Records

+ + + + + + +

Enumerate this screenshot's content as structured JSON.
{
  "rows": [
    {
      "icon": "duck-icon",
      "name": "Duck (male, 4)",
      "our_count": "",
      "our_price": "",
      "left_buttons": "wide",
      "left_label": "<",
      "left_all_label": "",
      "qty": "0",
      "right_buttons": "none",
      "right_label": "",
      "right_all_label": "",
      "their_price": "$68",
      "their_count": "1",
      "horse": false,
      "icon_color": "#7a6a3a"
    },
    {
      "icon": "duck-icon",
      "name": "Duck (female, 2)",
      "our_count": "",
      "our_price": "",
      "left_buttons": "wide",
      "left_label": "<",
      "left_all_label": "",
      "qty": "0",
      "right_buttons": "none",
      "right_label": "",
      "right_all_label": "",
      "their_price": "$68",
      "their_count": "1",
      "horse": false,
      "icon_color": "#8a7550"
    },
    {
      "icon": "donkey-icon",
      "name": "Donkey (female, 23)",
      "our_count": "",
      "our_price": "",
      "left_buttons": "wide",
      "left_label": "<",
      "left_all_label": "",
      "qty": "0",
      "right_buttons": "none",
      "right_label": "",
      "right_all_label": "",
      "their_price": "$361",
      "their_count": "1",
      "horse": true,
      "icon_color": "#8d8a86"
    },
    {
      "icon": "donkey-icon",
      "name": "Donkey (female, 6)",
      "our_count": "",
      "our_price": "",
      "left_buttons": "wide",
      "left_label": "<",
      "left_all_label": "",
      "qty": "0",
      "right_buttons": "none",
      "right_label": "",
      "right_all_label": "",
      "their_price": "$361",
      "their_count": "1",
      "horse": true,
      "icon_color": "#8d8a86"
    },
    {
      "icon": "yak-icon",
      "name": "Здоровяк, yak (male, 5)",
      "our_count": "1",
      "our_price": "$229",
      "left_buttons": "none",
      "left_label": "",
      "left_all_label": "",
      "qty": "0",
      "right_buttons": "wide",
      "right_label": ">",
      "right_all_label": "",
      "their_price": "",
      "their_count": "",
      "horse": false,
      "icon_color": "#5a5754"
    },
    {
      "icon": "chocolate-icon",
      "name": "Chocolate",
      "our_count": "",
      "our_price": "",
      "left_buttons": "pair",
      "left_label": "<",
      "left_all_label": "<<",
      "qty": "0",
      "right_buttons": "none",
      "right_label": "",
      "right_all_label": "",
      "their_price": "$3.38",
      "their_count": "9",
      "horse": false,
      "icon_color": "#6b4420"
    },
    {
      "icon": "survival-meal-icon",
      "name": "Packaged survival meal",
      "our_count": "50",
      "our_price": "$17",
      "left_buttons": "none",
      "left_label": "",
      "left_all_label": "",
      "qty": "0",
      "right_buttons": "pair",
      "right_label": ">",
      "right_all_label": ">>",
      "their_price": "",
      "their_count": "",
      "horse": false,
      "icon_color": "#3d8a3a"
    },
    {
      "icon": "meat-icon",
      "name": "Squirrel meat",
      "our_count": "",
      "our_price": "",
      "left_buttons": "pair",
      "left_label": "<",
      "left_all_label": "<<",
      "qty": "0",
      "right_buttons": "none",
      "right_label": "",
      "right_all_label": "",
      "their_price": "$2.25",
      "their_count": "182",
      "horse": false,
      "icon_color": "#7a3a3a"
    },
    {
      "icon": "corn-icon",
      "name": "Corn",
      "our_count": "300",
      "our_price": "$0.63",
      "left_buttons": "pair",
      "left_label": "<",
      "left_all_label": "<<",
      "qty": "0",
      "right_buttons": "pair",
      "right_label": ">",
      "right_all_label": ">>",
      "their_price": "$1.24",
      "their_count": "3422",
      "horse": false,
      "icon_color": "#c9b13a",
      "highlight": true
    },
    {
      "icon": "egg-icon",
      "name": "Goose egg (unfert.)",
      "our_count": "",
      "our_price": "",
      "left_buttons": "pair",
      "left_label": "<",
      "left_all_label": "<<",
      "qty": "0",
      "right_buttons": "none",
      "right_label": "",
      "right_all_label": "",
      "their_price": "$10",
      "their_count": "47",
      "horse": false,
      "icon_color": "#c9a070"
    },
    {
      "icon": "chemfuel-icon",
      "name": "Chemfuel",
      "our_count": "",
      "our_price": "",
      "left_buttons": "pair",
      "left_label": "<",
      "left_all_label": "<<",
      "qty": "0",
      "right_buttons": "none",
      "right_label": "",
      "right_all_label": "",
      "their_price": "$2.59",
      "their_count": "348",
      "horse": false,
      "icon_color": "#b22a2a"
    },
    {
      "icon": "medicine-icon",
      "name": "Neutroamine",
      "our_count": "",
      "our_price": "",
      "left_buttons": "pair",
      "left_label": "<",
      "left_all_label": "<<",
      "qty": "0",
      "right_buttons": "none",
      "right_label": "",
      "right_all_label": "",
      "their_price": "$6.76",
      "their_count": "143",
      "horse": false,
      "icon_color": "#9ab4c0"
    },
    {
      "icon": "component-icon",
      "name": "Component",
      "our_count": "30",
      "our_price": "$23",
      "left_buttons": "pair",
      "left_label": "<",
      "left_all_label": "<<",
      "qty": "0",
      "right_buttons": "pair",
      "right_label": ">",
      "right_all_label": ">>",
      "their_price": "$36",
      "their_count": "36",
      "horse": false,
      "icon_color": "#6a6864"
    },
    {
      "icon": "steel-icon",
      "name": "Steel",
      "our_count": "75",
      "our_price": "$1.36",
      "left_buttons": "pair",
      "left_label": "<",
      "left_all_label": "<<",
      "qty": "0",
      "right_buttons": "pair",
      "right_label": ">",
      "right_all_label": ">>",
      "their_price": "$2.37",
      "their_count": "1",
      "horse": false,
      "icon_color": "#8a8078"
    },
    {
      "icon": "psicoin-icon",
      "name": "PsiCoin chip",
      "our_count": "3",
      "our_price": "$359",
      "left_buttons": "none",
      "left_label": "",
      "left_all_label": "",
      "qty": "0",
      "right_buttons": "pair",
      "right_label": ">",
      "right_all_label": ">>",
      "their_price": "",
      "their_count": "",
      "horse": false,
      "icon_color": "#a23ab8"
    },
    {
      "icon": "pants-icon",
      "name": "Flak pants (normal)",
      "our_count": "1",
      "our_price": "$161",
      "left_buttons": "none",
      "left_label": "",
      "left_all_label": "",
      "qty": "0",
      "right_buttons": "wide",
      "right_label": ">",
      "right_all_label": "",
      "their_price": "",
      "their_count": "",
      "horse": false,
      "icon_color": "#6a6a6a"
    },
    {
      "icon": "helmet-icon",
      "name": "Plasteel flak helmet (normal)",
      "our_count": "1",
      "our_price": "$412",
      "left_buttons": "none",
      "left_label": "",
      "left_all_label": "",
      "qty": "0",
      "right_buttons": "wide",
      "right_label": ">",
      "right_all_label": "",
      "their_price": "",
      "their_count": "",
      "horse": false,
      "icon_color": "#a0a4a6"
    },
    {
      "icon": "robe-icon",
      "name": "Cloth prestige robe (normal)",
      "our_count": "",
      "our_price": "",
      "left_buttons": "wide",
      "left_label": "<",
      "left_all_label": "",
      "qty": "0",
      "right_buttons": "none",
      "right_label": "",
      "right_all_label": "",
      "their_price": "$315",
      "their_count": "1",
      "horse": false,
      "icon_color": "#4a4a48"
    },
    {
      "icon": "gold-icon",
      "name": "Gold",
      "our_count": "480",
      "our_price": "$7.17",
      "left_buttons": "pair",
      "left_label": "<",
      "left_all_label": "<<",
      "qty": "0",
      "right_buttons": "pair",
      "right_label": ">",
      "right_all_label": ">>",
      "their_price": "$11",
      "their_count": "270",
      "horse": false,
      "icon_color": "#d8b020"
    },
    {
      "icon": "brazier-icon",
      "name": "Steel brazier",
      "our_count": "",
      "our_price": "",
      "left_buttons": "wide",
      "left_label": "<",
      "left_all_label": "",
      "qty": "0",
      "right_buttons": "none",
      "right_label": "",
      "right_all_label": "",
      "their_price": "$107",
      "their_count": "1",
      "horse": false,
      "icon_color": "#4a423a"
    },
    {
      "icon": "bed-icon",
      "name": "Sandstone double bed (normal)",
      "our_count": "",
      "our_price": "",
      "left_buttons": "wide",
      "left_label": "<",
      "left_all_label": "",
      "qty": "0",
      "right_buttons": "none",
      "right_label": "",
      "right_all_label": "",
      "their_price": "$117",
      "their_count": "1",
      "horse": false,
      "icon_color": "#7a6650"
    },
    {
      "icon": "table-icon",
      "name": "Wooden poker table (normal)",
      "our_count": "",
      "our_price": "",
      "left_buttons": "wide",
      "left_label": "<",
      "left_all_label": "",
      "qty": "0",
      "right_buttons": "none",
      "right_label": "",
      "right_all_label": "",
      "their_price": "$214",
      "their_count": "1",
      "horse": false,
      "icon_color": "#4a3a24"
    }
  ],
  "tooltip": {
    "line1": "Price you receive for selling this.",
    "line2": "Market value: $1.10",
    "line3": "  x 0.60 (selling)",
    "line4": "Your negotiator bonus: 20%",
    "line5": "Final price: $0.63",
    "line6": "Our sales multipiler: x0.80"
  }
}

+ + + + + + +

#### EXERCISE DETAILS:
Find every line in the records that has the string "selling", then state how many there are and nothing else.

#### THE RESPONSE:
2